---------- GIVEN RECORDS

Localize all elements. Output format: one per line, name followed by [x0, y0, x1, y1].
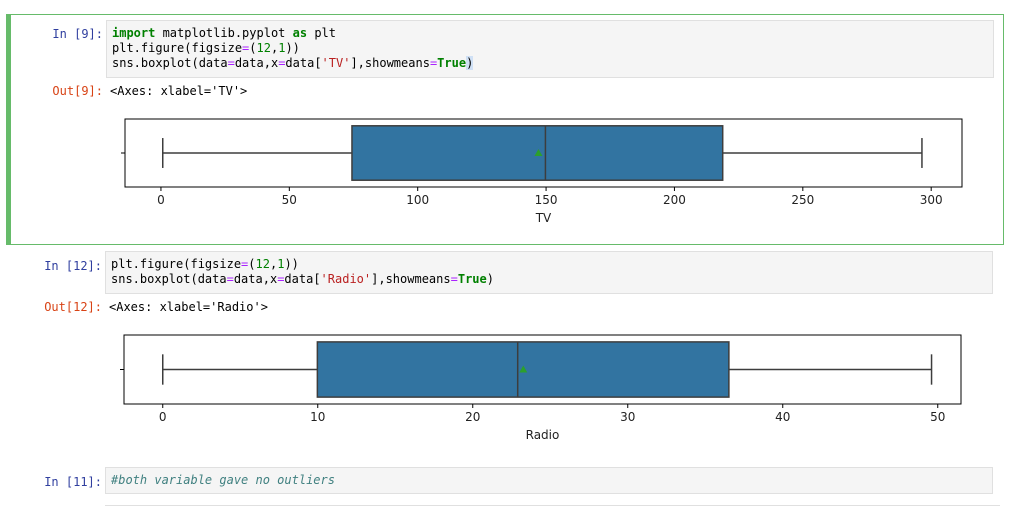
x-tick-label: 200 [663, 193, 686, 207]
x-tick-label: 10 [310, 410, 325, 424]
x-tick-label: 50 [282, 193, 297, 207]
boxplot-chart-tv: 0 50 100 150 200 250 300 TV [121, 118, 963, 225]
code-cell-radio[interactable]: In [12]: plt.figure(figsize=(12,1)) sns.… [6, 246, 1004, 456]
x-tick-label: 50 [930, 410, 945, 424]
code-cell-tv[interactable]: In [9]: import matplotlib.pyplot as plt … [6, 14, 1004, 245]
markdown-comment-cell[interactable]: In [11]: #both variable gave no outliers [6, 462, 1004, 502]
x-tick-label: 30 [620, 410, 635, 424]
x-axis-label: Radio [526, 428, 560, 442]
x-tick-label: 100 [406, 193, 429, 207]
x-tick-label: 20 [465, 410, 480, 424]
x-tick-label: 0 [157, 193, 165, 207]
x-tick-label: 40 [775, 410, 790, 424]
x-axis-label: TV [535, 211, 552, 225]
code-editor[interactable]: #both variable gave no outliers [105, 467, 993, 494]
cell-divider [105, 505, 1000, 506]
x-tick-label: 0 [159, 410, 167, 424]
x-tick-label: 300 [920, 193, 943, 207]
x-tick-label: 150 [535, 193, 558, 207]
code-comment: #both variable gave no outliers [111, 473, 335, 487]
boxplot-chart-radio: 0 10 20 30 40 50 Radio [120, 334, 962, 442]
input-prompt: In [11]: [44, 475, 102, 489]
x-tick-label: 250 [791, 193, 814, 207]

--------------------

• WHAT THIS TASK INVOLVES:
Reproduce the lines of the data word for word, starting at the line containing "x-tick-label: 200 [663, 193, 686, 207]" and ending at the line containing "code-cell-tv[interactable]: In [9]: import", with both of those lines included.

• COMPLETED TASK:
x-tick-label: 200 [663, 193, 686, 207]
x-tick-label: 10 [310, 410, 325, 424]
x-tick-label: 50 [282, 193, 297, 207]
boxplot-chart-tv: 0 50 100 150 200 250 300 TV [121, 118, 963, 225]
code-cell-radio[interactable]: In [12]: plt.figure(figsize=(12,1)) sns.… [6, 246, 1004, 456]
x-tick-label: 50 [930, 410, 945, 424]
code-cell-tv[interactable]: In [9]: import matplotlib.pyplot as plt … [6, 14, 1004, 245]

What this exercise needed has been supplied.